Задание a =>
Повторите дословно часть текста о Ермолове, которая открывается словами, содержащими «Если, с одной», и завершается словами «колкости более ядовиты.».

Фрагмент текста =>
---
Добавить в цитаты Настройки чтения

Страница 45 из 46

«Обязательное и приятное письмо ваше, – писал Петр Алексеевич[274], – имел честь получить. Портрет, требуемый вами, был у меня миниатюрный, но когда меня обокрали, тогда и он украден. Есть еще у одного моего приятеля масляный, хотя не очень сходный. Я с сего же почтою писал к нему, чтобы его ко мне прислал, и как скоро получу, в угодность вашу к вам доставлю. Изволите писать, что вы к подлиннику привязаны… Прилепление ваше к нему разрисовало портрет его, ежели можно сказать, пристрастно».

«Подвигов героя вашего не видал я ни разу ни в реляциях, ни в газетах, которые наполнены генералами Винценгероде, Тетенборном, Чернышевым, Бенкендорфом и проч. и проч. Герой ваш был начальник штаба, потом командующий артиллериею, наконец дивизионным начальником, а теперь, благодаря Бога, опять корпусный командир. По привязанности вашей, вы возбудили господ граверов, и я крайне сожалеть буду, если они будут внакладе; не надеюсь, чтобы много было охотников разбирать оные портреты»[275].

Если, с одной стороны, Ермолов был популярен в армии и имел множество поклонников, то, с другой стороны, имел и множество врагов, преимущественно в высших слоях общества. Причиною тому был язык, неудержимый до колкости. Алексей Петрович еще в молодости, в чине полковника, не стеснялся в выражениях. На замечание, что лошади его роты дурны, он отвечал Аракчееву при многих посторонних: «к сожалению, ваше сиятельство, участь наша часто зависит от скотов»[276]. Это возражение послужило поводом к нерасположению всесильного тогда инспектора артиллерии, весьма долго преследовавшего Алексея Петровича. Последний имел тот важный недостаток, по которому он не признавал подчиненности и чинопочитания: чем выше было поставлено лицо, с которым приходилось иметь дело Ермолову, тем сношения его с ним были более резки и колкости более ядовиты.
---
Сохранённые данные =>
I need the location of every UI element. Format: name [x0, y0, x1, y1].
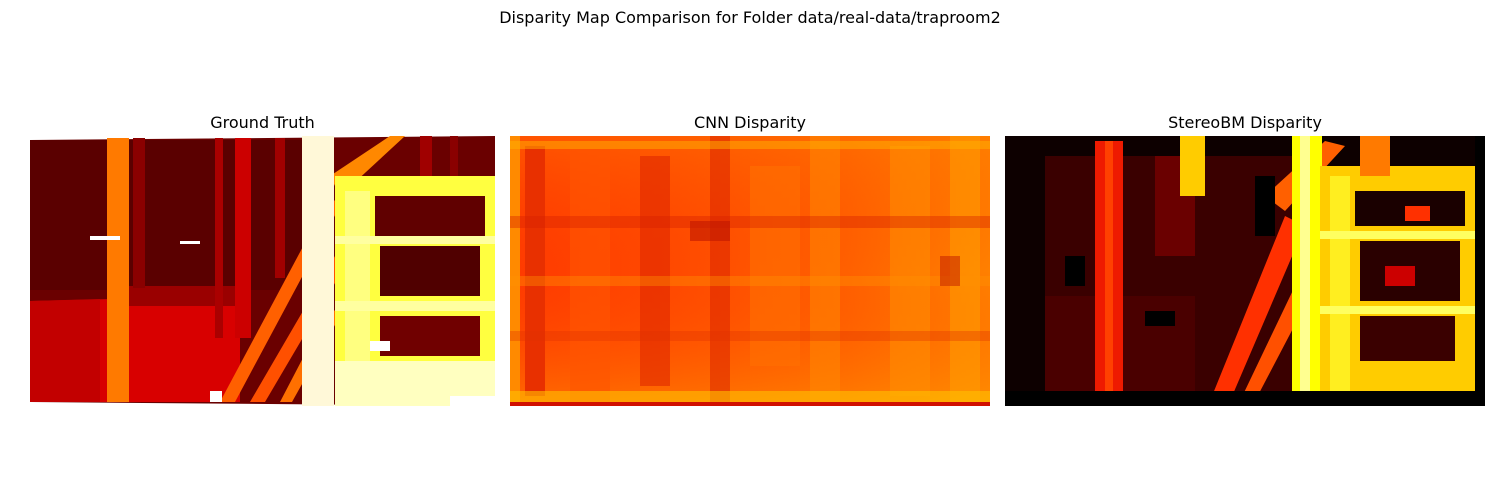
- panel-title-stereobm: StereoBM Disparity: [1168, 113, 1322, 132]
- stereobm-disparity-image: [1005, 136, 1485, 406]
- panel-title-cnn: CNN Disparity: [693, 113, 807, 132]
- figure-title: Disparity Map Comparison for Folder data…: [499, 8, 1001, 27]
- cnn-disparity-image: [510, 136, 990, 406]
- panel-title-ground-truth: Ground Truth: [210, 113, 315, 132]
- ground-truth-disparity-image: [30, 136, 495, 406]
---
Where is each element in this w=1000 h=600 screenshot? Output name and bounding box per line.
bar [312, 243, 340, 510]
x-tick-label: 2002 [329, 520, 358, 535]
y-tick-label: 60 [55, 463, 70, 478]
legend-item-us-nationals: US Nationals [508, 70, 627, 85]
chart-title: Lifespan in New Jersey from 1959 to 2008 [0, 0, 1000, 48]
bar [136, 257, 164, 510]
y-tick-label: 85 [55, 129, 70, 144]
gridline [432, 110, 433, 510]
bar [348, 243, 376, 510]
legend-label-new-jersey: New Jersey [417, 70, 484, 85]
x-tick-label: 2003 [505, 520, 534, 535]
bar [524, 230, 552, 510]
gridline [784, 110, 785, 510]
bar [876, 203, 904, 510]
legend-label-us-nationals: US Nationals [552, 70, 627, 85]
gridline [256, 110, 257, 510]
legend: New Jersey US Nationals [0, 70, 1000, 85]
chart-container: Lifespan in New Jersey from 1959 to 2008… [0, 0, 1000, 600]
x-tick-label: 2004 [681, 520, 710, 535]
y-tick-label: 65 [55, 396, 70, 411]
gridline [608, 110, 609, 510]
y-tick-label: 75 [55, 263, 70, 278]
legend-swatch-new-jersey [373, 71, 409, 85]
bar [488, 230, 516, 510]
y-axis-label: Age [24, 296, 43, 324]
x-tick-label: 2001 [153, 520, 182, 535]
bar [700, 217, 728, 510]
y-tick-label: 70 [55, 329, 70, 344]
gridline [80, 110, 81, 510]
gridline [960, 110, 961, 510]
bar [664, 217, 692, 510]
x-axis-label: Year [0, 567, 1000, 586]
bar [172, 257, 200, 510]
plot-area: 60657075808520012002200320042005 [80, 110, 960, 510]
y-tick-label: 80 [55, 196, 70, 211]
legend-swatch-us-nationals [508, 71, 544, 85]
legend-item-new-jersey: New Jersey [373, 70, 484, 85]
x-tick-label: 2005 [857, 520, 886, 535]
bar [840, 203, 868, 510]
---
Задание b =>
Оформите в виде таблицы Markdown со столбцами «Номер» и «Строка листинга» те строки листинга, что начинаются со строки, содержащей «I need the location», и заканчиваются строкой, содержащей «- ground-truth-disparity-image: [30, 136, 495, 406]», включая обе. Пустые строки пропустите, изображения в ответ не включайте.

Результат выполнения a =>
Если, с одной стороны, Ермолов был популярен в армии и имел множество поклонников, то, с другой стороны, имел и множество врагов, преимущественно в высших слоях общества. Причиною тому был язык, неудержимый до колкости. Алексей Петрович еще в молодости, в чине полковника, не стеснялся в выражениях. На замечание, что лошади его роты дурны, он отвечал Аракчееву при многих посторонних: «к сожалению, ваше сиятельство, участь наша часто зависит от скотов»[276]. Это возражение послужило поводом к нерасположению всесильного тогда инспектора артиллерии, весьма долго преследовавшего Алексея Петровича. Последний имел тот важный недостаток, по которому он не признавал подчиненности и чинопочитания: чем выше было поставлено лицо, с которым приходилось иметь дело Ермолову, тем сношения его с ним были более резки и колкости более ядовиты.

Результат выполнения b =>
| Номер | Строка листинга |
|---|---|
| 1 | I need the location of every UI element. Format: name [x0, y0, x1, y1]. |
| 2 | - panel-title-stereobm: StereoBM Disparity: [1168, 113, 1322, 132] |
| 3 | - stereobm-disparity-image: [1005, 136, 1485, 406] |
| 4 | - panel-title-cnn: CNN Disparity: [693, 113, 807, 132] |
| 5 | - figure-title: Disparity Map Comparison for Folder data…: [499, 8, 1001, 27] |
| 6 | - cnn-disparity-image: [510, 136, 990, 406] |
| 7 | - panel-title-ground-truth: Ground Truth: [210, 113, 315, 132] |
| 8 | - ground-truth-disparity-image: [30, 136, 495, 406] |